> _GIVEN ENTRIES_:

··········

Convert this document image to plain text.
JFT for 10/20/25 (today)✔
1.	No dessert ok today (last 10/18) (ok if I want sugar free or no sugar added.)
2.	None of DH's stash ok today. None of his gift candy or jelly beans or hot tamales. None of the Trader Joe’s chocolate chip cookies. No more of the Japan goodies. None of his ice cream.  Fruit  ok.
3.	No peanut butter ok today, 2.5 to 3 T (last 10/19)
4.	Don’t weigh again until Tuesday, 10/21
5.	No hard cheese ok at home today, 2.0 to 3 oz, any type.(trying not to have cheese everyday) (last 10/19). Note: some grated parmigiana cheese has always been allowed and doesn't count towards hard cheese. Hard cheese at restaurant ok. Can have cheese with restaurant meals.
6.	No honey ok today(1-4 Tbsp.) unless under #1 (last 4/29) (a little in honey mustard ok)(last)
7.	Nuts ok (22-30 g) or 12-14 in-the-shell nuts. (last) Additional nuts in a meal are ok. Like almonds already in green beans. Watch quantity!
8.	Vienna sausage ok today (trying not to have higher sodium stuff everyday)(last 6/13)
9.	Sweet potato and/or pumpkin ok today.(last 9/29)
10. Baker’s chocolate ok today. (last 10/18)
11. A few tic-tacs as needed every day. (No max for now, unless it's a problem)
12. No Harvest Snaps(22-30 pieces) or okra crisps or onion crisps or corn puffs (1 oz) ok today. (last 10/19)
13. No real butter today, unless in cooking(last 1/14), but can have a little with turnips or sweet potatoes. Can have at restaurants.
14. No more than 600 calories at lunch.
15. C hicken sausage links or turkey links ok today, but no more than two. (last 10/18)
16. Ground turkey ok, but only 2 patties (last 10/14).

··········

> _TASK REQUIREMENTS_:
Copy each line of the entries that includes the word "butter".

> _TASK RESPONSE_:
3.	No peanut butter ok today, 2.5 to 3 T (last 10/19)
13. No real butter today, unless in cooking(last 1/14), but can have a little with turnips or sweet potatoes. Can have at restaurants.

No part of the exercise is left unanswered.